- **Brief**:
Copy whichever lines contain the string "Ῥώμης".

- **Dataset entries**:
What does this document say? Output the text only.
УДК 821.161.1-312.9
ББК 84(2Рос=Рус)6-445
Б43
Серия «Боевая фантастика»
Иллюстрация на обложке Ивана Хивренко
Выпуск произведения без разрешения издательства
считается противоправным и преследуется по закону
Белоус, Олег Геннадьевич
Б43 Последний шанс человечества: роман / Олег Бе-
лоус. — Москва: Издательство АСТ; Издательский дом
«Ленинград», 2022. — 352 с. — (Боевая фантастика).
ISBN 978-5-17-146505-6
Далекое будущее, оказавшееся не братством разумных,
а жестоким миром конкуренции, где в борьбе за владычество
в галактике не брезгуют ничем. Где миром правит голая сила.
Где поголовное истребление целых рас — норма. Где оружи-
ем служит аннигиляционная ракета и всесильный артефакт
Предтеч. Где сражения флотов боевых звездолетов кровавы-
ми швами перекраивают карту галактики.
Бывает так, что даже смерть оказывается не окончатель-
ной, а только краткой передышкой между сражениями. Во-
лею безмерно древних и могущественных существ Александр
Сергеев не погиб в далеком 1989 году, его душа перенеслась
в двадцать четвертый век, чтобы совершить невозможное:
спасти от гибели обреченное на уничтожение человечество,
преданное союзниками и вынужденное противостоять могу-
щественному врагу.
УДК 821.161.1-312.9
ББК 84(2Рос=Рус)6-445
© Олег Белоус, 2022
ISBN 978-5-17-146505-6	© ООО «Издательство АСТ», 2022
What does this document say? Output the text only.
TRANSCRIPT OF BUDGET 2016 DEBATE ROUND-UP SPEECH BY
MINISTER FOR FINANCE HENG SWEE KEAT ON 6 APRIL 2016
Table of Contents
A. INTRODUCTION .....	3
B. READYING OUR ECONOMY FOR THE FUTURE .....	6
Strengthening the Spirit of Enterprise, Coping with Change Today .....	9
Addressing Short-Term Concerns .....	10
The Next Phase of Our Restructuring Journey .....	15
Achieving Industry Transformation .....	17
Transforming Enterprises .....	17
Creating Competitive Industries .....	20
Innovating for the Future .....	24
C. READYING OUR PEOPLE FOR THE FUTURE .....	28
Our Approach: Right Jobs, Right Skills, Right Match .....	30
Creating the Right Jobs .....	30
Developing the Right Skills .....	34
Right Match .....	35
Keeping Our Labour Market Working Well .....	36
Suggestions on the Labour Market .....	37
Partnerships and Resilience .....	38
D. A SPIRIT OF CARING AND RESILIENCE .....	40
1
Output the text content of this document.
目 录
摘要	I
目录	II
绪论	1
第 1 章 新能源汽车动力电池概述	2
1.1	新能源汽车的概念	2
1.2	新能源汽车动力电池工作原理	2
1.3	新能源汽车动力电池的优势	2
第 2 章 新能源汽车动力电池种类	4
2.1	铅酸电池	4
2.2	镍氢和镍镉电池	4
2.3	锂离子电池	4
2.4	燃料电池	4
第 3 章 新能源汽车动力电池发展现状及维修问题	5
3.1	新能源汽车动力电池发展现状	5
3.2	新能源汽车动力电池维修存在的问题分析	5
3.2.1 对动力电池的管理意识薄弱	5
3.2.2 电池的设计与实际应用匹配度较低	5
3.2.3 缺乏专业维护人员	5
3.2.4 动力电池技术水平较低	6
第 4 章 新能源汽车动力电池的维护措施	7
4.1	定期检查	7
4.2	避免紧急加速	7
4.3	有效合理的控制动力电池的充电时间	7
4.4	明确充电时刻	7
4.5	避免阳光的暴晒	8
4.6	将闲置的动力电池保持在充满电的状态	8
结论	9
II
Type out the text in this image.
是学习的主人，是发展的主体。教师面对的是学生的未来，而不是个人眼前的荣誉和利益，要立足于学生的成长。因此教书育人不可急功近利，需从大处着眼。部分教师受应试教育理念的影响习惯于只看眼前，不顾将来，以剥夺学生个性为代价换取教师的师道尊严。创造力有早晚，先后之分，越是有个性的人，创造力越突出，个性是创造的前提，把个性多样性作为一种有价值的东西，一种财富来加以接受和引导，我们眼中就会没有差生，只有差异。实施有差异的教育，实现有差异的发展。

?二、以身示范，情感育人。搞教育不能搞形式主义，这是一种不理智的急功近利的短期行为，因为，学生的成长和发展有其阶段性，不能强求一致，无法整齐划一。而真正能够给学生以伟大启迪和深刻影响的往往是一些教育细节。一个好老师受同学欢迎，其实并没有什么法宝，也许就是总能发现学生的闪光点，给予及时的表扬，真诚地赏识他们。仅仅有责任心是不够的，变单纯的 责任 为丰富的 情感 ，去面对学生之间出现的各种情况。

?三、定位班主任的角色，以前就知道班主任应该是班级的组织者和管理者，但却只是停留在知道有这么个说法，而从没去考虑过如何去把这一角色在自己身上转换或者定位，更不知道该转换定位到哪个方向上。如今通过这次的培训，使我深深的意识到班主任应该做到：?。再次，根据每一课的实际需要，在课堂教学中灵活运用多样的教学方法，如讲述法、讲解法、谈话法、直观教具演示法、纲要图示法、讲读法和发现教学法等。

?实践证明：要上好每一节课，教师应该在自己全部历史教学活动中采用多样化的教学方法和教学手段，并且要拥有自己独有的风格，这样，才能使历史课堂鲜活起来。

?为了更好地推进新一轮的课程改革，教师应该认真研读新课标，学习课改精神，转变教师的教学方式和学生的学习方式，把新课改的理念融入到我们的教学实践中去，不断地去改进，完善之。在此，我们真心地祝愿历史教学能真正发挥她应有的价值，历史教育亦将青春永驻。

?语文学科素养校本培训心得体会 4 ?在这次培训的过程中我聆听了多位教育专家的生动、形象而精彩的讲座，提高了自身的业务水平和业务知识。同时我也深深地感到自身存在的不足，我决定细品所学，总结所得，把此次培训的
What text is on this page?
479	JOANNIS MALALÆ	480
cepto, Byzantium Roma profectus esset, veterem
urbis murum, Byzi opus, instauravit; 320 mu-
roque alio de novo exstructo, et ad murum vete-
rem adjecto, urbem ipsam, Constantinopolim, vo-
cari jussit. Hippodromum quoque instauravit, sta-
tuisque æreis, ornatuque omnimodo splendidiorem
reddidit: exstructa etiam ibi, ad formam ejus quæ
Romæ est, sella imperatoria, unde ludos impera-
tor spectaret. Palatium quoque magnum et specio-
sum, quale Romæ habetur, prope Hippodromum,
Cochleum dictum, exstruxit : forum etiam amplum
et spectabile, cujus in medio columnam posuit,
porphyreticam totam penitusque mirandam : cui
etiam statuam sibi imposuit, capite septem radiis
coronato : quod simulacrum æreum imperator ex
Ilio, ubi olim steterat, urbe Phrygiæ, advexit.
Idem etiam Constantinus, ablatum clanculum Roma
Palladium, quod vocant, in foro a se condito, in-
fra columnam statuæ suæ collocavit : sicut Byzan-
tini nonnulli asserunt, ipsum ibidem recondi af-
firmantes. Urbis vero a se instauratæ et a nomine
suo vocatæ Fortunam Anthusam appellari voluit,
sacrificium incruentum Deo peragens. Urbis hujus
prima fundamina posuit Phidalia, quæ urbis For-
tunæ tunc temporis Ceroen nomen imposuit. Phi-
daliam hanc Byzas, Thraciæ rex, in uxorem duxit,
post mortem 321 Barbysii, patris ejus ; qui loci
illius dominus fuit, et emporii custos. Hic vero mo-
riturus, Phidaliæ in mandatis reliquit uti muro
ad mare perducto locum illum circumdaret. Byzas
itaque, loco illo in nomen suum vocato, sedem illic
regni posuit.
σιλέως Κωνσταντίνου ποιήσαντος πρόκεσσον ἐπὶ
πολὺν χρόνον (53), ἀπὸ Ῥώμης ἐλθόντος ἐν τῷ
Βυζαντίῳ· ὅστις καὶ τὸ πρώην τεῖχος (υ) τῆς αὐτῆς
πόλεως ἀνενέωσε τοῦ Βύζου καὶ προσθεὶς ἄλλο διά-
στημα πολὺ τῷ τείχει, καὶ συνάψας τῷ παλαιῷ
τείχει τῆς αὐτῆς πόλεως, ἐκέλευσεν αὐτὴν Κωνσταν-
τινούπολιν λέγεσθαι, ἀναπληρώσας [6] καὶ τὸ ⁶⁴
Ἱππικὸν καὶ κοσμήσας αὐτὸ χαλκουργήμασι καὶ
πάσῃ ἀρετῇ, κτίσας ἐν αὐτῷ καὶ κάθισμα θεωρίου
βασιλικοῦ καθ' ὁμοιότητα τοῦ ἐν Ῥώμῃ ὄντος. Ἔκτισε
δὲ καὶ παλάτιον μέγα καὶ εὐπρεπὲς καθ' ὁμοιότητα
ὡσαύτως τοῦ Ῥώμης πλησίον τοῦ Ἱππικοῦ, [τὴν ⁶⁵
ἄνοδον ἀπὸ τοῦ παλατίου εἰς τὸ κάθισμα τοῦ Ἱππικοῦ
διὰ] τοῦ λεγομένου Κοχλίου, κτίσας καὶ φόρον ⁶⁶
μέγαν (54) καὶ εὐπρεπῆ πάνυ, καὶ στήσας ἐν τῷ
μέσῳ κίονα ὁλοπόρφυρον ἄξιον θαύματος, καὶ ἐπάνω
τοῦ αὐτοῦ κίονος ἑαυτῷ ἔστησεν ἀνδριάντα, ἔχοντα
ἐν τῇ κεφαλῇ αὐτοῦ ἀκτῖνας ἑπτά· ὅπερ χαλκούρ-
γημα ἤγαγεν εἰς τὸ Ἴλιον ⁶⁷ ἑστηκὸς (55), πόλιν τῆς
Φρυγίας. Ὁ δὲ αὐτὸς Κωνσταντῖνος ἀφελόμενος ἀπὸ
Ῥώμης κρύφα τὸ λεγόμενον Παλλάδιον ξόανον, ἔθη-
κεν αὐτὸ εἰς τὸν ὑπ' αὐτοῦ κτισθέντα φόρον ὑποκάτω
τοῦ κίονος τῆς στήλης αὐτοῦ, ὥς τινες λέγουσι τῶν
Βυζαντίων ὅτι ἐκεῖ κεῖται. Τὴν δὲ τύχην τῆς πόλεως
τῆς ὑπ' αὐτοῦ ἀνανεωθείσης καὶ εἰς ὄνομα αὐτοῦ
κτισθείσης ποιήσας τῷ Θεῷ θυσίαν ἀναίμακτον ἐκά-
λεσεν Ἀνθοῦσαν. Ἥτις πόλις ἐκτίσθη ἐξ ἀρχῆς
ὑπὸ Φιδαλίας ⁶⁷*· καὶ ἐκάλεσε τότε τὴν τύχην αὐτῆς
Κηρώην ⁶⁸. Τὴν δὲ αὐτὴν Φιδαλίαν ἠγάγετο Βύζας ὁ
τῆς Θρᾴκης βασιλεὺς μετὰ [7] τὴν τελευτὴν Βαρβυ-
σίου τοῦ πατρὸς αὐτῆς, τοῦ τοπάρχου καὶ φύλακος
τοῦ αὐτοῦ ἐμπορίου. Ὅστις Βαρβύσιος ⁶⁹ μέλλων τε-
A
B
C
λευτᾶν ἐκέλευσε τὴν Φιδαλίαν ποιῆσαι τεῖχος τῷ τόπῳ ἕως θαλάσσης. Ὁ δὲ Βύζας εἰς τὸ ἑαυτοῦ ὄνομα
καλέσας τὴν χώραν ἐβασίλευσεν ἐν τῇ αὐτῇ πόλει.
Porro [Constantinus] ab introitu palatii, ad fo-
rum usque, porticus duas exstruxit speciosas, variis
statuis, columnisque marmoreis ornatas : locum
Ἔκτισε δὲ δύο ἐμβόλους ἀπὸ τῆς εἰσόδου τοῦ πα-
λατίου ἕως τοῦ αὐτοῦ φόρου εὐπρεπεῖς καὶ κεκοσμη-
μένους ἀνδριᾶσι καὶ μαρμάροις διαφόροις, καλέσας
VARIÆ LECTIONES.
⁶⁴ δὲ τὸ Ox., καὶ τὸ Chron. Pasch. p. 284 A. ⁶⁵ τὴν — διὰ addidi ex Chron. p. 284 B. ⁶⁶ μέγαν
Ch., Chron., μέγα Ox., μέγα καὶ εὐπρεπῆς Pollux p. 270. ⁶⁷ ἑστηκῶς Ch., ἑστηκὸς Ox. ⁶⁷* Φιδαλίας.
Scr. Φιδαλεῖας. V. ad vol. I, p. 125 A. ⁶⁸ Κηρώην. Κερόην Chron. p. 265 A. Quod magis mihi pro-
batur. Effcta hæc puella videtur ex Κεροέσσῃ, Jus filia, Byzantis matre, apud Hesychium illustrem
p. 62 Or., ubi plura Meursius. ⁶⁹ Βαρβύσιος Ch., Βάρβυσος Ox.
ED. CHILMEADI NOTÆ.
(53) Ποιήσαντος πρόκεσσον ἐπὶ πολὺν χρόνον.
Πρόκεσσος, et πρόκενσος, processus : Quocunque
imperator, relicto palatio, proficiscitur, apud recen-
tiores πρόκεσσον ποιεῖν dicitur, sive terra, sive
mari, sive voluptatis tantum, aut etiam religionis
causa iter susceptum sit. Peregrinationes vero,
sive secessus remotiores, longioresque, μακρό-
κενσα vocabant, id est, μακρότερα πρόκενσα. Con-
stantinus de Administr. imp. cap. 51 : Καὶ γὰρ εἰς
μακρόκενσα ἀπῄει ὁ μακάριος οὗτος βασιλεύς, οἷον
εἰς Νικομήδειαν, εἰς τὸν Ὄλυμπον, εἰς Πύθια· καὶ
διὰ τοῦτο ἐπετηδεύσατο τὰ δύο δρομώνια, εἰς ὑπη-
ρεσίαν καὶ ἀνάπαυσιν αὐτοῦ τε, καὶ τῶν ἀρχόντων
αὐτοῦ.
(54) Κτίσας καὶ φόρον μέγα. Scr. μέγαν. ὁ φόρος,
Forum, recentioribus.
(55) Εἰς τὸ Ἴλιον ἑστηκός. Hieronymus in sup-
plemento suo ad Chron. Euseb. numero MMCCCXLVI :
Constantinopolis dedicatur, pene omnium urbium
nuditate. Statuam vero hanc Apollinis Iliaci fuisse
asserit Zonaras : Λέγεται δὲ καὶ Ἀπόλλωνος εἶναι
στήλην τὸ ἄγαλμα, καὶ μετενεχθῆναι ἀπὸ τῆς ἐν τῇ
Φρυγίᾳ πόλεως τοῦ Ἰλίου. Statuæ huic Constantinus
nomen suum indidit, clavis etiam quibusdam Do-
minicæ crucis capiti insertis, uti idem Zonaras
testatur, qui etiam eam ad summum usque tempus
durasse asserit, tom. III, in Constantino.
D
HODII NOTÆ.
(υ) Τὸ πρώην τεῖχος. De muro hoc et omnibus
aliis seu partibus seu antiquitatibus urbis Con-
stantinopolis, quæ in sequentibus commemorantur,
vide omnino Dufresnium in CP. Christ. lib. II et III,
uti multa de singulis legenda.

- **Written response**:
πολὺν χρόνον (53), ἀπὸ Ῥώμης ἐλθόντος ἐν τῷ
ὡσαύτως τοῦ Ῥώμης πλησίον τοῦ Ἱππικοῦ, [τὴν ⁶⁵
Ῥώμης κρύφα τὸ λεγόμενον Παλλάδιον ξόανον, ἔθη-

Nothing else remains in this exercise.